__Aim of the exercise__.
Copy every line of the records below where the word "language" occurs.

Dataset excerpt
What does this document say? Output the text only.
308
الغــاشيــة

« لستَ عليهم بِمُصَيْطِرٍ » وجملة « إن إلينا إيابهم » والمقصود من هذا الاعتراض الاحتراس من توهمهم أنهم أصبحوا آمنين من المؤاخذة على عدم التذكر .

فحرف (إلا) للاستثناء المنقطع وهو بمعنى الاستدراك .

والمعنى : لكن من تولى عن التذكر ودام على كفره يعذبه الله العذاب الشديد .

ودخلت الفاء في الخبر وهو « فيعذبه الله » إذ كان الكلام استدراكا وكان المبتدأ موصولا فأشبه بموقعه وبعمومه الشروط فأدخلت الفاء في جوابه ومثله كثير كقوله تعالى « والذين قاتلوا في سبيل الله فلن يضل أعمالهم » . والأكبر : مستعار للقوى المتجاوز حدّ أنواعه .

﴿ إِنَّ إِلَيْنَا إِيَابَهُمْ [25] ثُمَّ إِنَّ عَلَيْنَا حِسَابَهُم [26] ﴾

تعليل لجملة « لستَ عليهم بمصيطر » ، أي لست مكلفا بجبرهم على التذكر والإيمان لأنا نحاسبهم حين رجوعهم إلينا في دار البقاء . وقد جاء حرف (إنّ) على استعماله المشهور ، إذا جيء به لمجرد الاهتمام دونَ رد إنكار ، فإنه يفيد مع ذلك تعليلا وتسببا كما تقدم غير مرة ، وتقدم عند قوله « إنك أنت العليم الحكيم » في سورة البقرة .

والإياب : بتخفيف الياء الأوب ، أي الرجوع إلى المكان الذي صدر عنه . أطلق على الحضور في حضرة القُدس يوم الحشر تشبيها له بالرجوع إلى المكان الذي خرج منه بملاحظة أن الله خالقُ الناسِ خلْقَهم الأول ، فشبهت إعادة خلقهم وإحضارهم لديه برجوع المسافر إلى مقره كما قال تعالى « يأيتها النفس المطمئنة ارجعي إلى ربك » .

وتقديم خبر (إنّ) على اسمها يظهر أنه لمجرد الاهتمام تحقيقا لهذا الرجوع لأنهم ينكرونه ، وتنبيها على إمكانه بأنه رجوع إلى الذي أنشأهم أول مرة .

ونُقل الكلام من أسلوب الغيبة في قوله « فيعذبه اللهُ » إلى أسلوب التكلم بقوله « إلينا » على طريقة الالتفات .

==

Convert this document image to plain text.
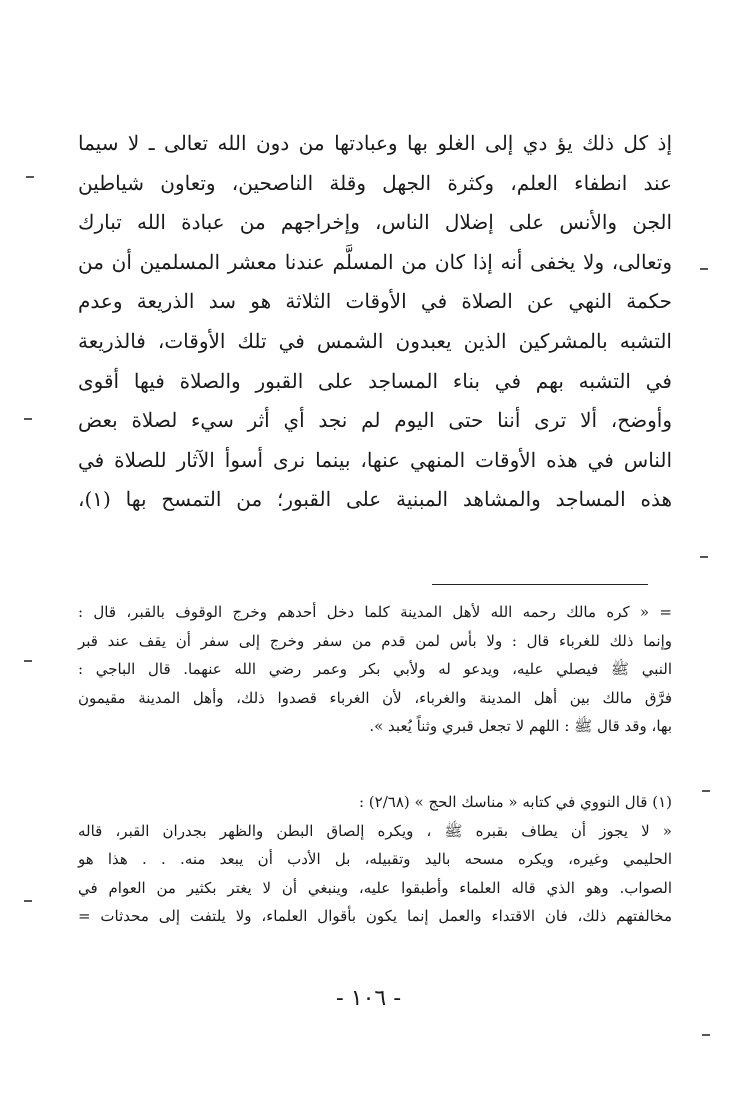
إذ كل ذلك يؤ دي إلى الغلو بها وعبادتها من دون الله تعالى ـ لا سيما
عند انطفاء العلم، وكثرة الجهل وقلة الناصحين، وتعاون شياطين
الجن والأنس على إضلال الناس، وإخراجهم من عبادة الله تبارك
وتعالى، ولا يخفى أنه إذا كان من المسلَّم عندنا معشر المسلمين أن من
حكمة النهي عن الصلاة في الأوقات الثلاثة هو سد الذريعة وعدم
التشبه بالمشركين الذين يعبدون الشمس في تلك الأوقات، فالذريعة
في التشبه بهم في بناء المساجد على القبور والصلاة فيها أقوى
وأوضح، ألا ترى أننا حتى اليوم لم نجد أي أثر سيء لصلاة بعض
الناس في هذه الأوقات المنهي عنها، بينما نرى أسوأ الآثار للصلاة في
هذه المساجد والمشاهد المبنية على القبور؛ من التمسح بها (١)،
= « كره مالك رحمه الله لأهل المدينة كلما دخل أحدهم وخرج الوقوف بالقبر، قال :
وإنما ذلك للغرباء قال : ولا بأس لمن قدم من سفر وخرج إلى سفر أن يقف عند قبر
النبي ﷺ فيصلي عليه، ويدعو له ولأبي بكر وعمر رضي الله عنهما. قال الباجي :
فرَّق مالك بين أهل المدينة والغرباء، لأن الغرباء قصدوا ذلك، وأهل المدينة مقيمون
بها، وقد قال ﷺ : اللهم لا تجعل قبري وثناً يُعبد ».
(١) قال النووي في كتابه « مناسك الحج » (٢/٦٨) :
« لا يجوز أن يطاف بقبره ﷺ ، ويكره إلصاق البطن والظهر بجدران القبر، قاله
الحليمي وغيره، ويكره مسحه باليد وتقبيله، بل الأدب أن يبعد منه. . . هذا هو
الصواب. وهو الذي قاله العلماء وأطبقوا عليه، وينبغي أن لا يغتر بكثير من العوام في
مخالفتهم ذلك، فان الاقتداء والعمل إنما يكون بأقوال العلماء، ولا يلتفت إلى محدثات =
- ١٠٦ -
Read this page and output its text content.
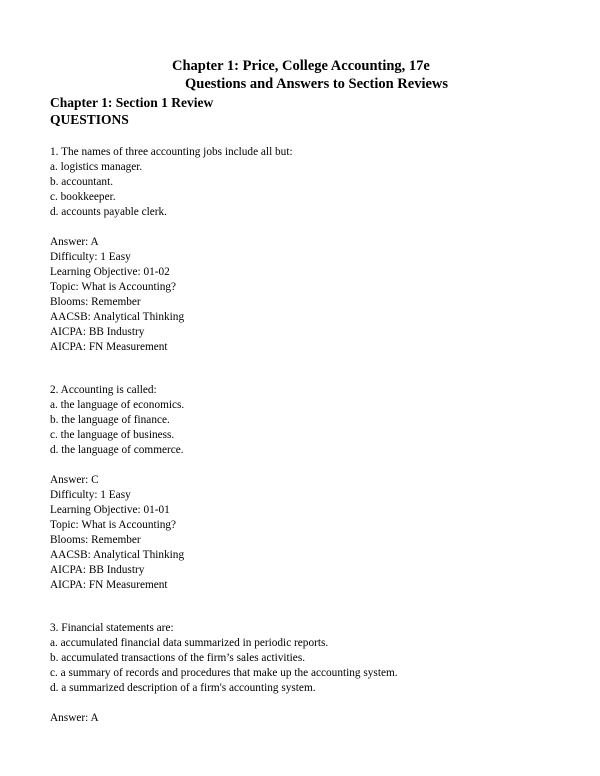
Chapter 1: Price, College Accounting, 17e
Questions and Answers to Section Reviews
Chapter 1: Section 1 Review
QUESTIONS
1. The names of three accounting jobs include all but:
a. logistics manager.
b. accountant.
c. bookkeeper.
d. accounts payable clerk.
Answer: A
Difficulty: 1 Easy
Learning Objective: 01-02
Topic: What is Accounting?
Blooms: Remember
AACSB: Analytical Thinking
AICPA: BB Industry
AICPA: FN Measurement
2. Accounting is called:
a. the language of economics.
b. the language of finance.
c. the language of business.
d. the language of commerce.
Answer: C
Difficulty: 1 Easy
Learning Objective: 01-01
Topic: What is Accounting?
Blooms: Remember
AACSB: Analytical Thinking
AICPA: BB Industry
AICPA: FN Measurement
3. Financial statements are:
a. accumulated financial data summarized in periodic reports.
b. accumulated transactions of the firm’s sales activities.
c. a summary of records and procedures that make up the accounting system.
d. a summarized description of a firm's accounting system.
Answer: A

---

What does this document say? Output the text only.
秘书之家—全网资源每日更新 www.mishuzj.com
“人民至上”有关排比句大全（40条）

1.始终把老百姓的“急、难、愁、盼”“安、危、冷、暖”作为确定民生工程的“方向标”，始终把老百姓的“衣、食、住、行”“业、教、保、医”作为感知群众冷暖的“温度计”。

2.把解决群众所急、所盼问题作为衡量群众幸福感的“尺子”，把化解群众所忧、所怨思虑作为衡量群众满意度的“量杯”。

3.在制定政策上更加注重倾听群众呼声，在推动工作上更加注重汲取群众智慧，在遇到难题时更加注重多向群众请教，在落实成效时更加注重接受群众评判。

__Written response__.
a. the language of economics.
b. the language of finance.
c. the language of business.
d. the language of commerce.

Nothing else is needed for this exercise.